:: Data supplied

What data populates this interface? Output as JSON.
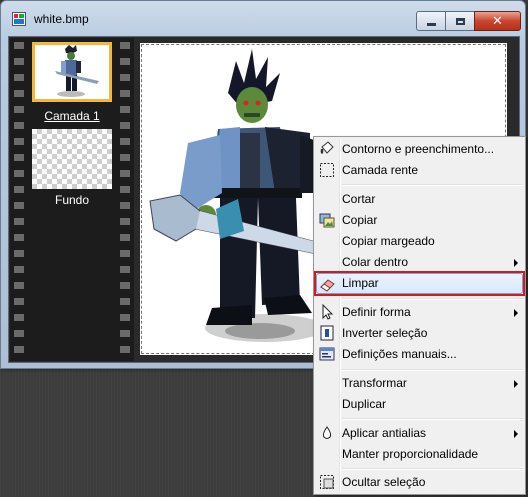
{
  "window": {
    "title": "white.bmp",
    "minimize_icon": "minimize-icon",
    "maximize_icon": "maximize-icon",
    "close_icon": "close-icon",
    "close_glyph": "✕"
  },
  "layers": [
    {
      "label": "Camada 1",
      "active": true
    },
    {
      "label": "Fundo",
      "active": false
    }
  ],
  "context_menu": {
    "items": [
      {
        "label": "Contorno e preenchimento...",
        "icon": "paint-bucket-icon"
      },
      {
        "label": "Camada rente",
        "icon": "dashed-selection-icon"
      },
      {
        "label": "Cortar",
        "icon": ""
      },
      {
        "label": "Copiar",
        "icon": "copy-image-icon"
      },
      {
        "label": "Copiar margeado",
        "icon": ""
      },
      {
        "label": "Colar dentro",
        "icon": "",
        "submenu": true
      },
      {
        "label": "Limpar",
        "icon": "eraser-icon",
        "highlighted": true
      },
      {
        "label": "Definir forma",
        "icon": "pointer-icon",
        "submenu": true
      },
      {
        "label": "Inverter seleção",
        "icon": "invert-selection-icon"
      },
      {
        "label": "Definições manuais...",
        "icon": "manual-settings-icon"
      },
      {
        "label": "Transformar",
        "icon": "",
        "submenu": true
      },
      {
        "label": "Duplicar",
        "icon": ""
      },
      {
        "label": "Aplicar antialias",
        "icon": "water-drop-icon",
        "submenu": true
      },
      {
        "label": "Manter proporcionalidade",
        "icon": ""
      },
      {
        "label": "Ocultar seleção",
        "icon": "hide-selection-icon"
      }
    ]
  }
}
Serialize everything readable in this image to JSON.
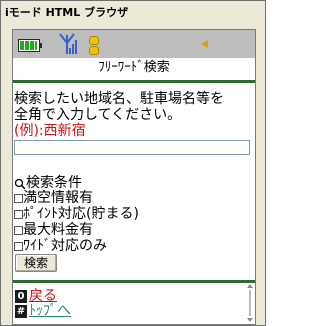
{
  "window": {
    "title": "iモード HTML ブラウザ"
  },
  "status": {
    "battery_icon": "battery-icon",
    "antenna_icon": "antenna-icon",
    "imode_icon": "imode-icon",
    "arrow_icon": "arrow-left-icon",
    "colors": {
      "battery": "#22aa22",
      "imode": "#f2c200",
      "arrow": "#e89c00",
      "divider": "#2f6b2f"
    }
  },
  "page": {
    "title": "ﾌﾘｰﾜｰﾄﾞ検索",
    "instruction_line1": "検索したい地域名、駐車場名等を",
    "instruction_line2": "全角で入力してください。",
    "example": "(例):西新宿",
    "search_value": ""
  },
  "conditions": {
    "heading": "検索条件",
    "options": [
      {
        "label": "満空情報有",
        "checked": false
      },
      {
        "label": "ﾎﾟｲﾝﾄ対応(貯まる)",
        "checked": false
      },
      {
        "label": "最大料金有",
        "checked": false
      },
      {
        "label": "ﾜｲﾄﾞ対応のみ",
        "checked": false
      }
    ],
    "submit_label": "検索"
  },
  "footer": {
    "back_key": "0",
    "back_label": "戻る",
    "top_key": "#",
    "top_label": "ﾄｯﾌﾟへ"
  }
}
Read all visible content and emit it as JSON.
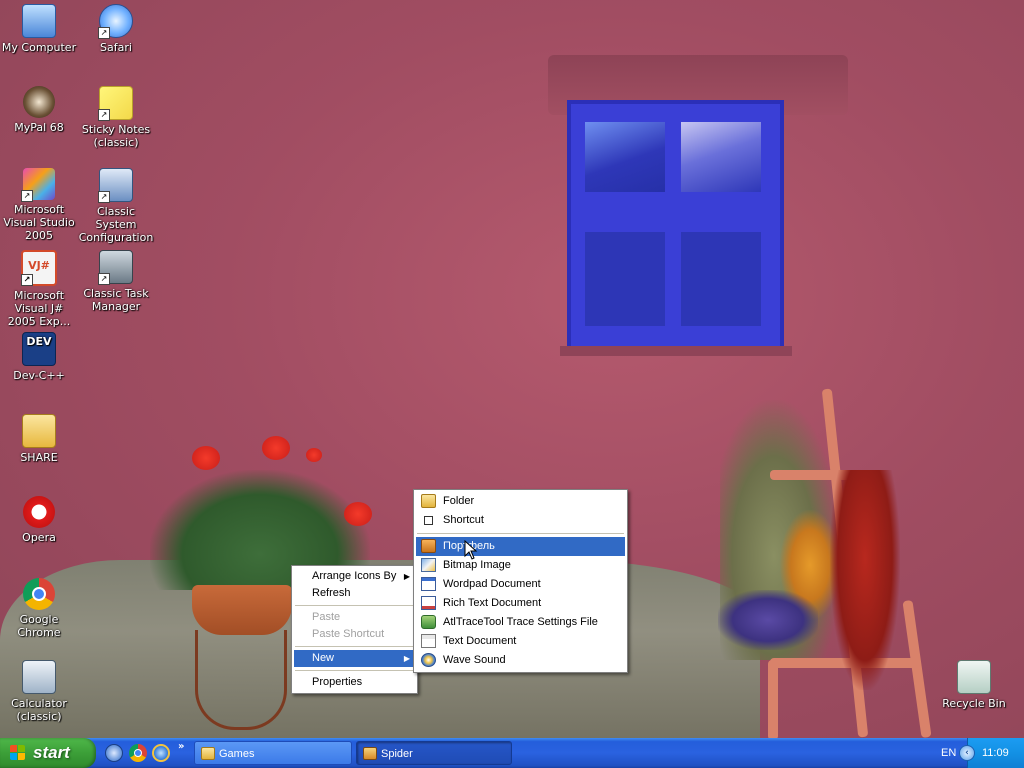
{
  "desktop": {
    "icons": [
      {
        "label": "My Computer",
        "icon": "my-computer-icon"
      },
      {
        "label": "Safari",
        "icon": "safari-icon"
      },
      {
        "label": "MyPal 68",
        "icon": "mypal-icon"
      },
      {
        "label": "Sticky Notes (classic)",
        "icon": "sticky-notes-icon"
      },
      {
        "label": "Microsoft Visual Studio 2005",
        "icon": "visual-studio-icon"
      },
      {
        "label": "Classic System Configuration",
        "icon": "system-configuration-icon"
      },
      {
        "label": "Microsoft Visual J# 2005 Exp...",
        "icon": "visual-jsharp-icon",
        "glyph_text": "VJ#"
      },
      {
        "label": "Classic Task Manager",
        "icon": "task-manager-icon"
      },
      {
        "label": "Dev-C++",
        "icon": "dev-cpp-icon",
        "glyph_text": "DEV"
      },
      {
        "label": "SHARE",
        "icon": "folder-icon"
      },
      {
        "label": "Opera",
        "icon": "opera-icon"
      },
      {
        "label": "Google Chrome",
        "icon": "chrome-icon"
      },
      {
        "label": "Calculator (classic)",
        "icon": "calculator-icon"
      },
      {
        "label": "Recycle Bin",
        "icon": "recycle-bin-icon"
      }
    ]
  },
  "context_menu": {
    "items": [
      {
        "label": "Arrange Icons By",
        "submenu": true
      },
      {
        "label": "Refresh"
      },
      {
        "label": "Paste",
        "disabled": true
      },
      {
        "label": "Paste Shortcut",
        "disabled": true
      },
      {
        "label": "New",
        "submenu": true,
        "selected": true
      },
      {
        "label": "Properties"
      }
    ]
  },
  "new_submenu": {
    "items": [
      {
        "label": "Folder",
        "icon": "folder-icon"
      },
      {
        "label": "Shortcut",
        "icon": "shortcut-icon"
      },
      {
        "label": "Портфель",
        "icon": "briefcase-icon",
        "selected": true
      },
      {
        "label": "Bitmap Image",
        "icon": "bitmap-icon"
      },
      {
        "label": "Wordpad Document",
        "icon": "wordpad-icon"
      },
      {
        "label": "Rich Text Document",
        "icon": "rich-text-icon"
      },
      {
        "label": "AtlTraceTool Trace Settings File",
        "icon": "atltrace-icon"
      },
      {
        "label": "Text Document",
        "icon": "text-document-icon"
      },
      {
        "label": "Wave Sound",
        "icon": "wave-sound-icon"
      }
    ]
  },
  "taskbar": {
    "start_label": "start",
    "more_label": "»",
    "tasks": [
      {
        "label": "Games",
        "icon": "folder-icon",
        "active": false
      },
      {
        "label": "Spider",
        "icon": "spider-solitaire-icon",
        "active": true
      }
    ],
    "language": "EN",
    "clock": "11:09",
    "tray_chevron": "‹"
  },
  "colors": {
    "taskbar_blue": "#245edb",
    "start_green": "#3c9f38",
    "menu_highlight": "#316ac5",
    "wall": "#a04f63",
    "window_blue": "#3a3fd6"
  }
}
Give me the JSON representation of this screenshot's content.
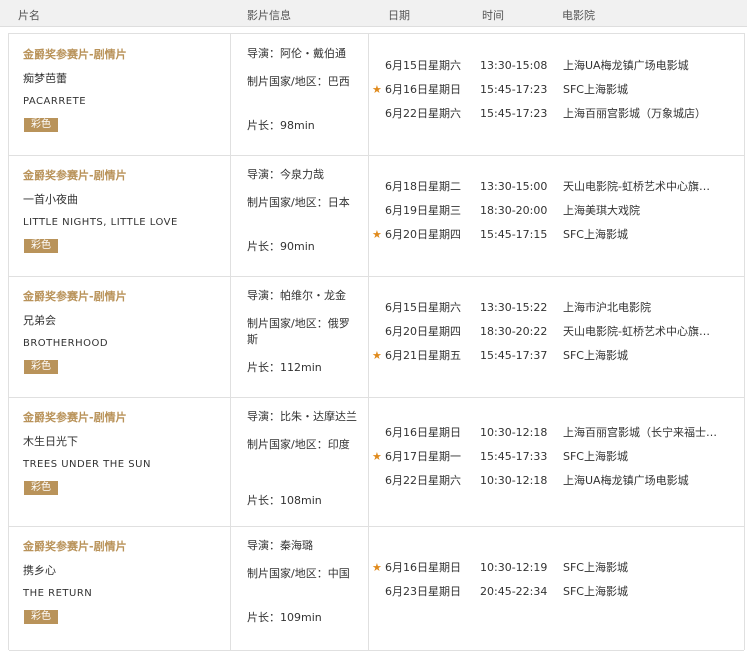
{
  "header": {
    "col_film": "片名",
    "col_info": "影片信息",
    "col_date": "日期",
    "col_time": "时间",
    "col_cinema": "电影院"
  },
  "films": [
    {
      "category": "金爵奖参赛片-剧情片",
      "title_cn": "痴梦芭蕾",
      "title_en": "PACARRETE",
      "badge": "彩色",
      "director": "导演：阿伦・戴伯通",
      "country": "制片国家/地区：巴西",
      "length": "片长：98min",
      "screenings": [
        {
          "date": "6月15日星期六",
          "time": "13:30-15:08",
          "cinema": "上海UA梅龙镇广场电影城",
          "starred": false
        },
        {
          "date": "6月16日星期日",
          "time": "15:45-17:23",
          "cinema": "SFC上海影城",
          "starred": true
        },
        {
          "date": "6月22日星期六",
          "time": "15:45-17:23",
          "cinema": "上海百丽宫影城（万象城店）",
          "starred": false
        }
      ]
    },
    {
      "category": "金爵奖参赛片-剧情片",
      "title_cn": "一首小夜曲",
      "title_en": "LITTLE NIGHTS, LITTLE LOVE",
      "badge": "彩色",
      "director": "导演：今泉力哉",
      "country": "制片国家/地区：日本",
      "length": "片长：90min",
      "screenings": [
        {
          "date": "6月18日星期二",
          "time": "13:30-15:00",
          "cinema": "天山电影院-虹桥艺术中心旗…",
          "starred": false
        },
        {
          "date": "6月19日星期三",
          "time": "18:30-20:00",
          "cinema": "上海美琪大戏院",
          "starred": false
        },
        {
          "date": "6月20日星期四",
          "time": "15:45-17:15",
          "cinema": "SFC上海影城",
          "starred": true
        }
      ]
    },
    {
      "category": "金爵奖参赛片-剧情片",
      "title_cn": "兄弟会",
      "title_en": "BROTHERHOOD",
      "badge": "彩色",
      "director": "导演：帕维尔・龙金",
      "country": "制片国家/地区：俄罗斯",
      "length": "片长：112min",
      "screenings": [
        {
          "date": "6月15日星期六",
          "time": "13:30-15:22",
          "cinema": "上海市沪北电影院",
          "starred": false
        },
        {
          "date": "6月20日星期四",
          "time": "18:30-20:22",
          "cinema": "天山电影院-虹桥艺术中心旗…",
          "starred": false
        },
        {
          "date": "6月21日星期五",
          "time": "15:45-17:37",
          "cinema": "SFC上海影城",
          "starred": true
        }
      ]
    },
    {
      "category": "金爵奖参赛片-剧情片",
      "title_cn": "木生日光下",
      "title_en": "TREES UNDER THE SUN",
      "badge": "彩色",
      "director": "导演：比朱・达摩达兰",
      "country": "制片国家/地区：印度",
      "length": "片长：108min",
      "screenings": [
        {
          "date": "6月16日星期日",
          "time": "10:30-12:18",
          "cinema": "上海百丽宫影城（长宁来福士…",
          "starred": false
        },
        {
          "date": "6月17日星期一",
          "time": "15:45-17:33",
          "cinema": "SFC上海影城",
          "starred": true
        },
        {
          "date": "6月22日星期六",
          "time": "10:30-12:18",
          "cinema": "上海UA梅龙镇广场电影城",
          "starred": false
        }
      ]
    },
    {
      "category": "金爵奖参赛片-剧情片",
      "title_cn": "携乡心",
      "title_en": "THE RETURN",
      "badge": "彩色",
      "director": "导演：秦海璐",
      "country": "制片国家/地区：中国",
      "length": "片长：109min",
      "screenings": [
        {
          "date": "6月16日星期日",
          "time": "10:30-12:19",
          "cinema": "SFC上海影城",
          "starred": true
        },
        {
          "date": "6月23日星期日",
          "time": "20:45-22:34",
          "cinema": "SFC上海影城",
          "starred": false
        }
      ]
    }
  ]
}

::::

__Task directions__: Search the data for the string "Microsoft" and copy each line where it appears.

__Answer for this exercise__:
        "label": "Microsoft Visual Studio 2005",
        "label": "Microsoft Visual J# 2005 Exp...",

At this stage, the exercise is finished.